• **Problem to work on**
In the listing below, find every line with the string "page" and pull it out.

• **Information given**
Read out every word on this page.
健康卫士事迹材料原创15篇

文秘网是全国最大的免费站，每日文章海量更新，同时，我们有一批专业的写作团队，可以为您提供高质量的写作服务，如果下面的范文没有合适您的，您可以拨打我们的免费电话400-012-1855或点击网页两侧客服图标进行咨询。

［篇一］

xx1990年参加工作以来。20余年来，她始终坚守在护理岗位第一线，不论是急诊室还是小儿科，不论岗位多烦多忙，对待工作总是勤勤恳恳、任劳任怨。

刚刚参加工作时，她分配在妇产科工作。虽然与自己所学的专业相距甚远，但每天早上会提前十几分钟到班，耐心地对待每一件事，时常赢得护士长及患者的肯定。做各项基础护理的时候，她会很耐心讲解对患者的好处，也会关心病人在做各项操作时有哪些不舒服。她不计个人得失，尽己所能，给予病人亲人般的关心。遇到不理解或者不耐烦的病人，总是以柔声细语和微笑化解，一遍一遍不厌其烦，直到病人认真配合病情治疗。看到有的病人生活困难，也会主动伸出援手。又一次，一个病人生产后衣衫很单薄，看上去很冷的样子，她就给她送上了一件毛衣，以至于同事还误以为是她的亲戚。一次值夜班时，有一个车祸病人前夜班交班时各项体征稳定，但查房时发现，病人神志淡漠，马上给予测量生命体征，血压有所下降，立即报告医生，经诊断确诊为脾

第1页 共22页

---

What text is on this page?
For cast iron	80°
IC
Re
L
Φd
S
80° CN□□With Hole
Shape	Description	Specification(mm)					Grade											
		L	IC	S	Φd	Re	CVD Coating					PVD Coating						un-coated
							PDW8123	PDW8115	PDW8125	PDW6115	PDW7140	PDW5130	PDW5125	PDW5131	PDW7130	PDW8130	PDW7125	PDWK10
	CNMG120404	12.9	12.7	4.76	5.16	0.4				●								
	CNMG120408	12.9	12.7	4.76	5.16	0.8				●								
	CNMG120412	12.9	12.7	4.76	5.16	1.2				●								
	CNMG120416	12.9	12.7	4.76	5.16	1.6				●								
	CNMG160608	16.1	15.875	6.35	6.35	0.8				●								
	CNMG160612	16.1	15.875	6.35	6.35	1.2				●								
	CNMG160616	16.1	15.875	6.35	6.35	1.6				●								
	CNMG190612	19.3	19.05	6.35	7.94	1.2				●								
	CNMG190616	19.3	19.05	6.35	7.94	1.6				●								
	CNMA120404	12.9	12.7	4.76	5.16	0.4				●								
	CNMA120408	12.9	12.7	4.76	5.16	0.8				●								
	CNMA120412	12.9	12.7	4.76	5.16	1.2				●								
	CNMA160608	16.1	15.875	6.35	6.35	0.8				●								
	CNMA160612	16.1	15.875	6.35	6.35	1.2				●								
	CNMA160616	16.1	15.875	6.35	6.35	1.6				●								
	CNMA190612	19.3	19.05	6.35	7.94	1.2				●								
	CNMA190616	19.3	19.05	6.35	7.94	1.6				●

• **Task solution**
Read out every word on this page.
What text is on this page?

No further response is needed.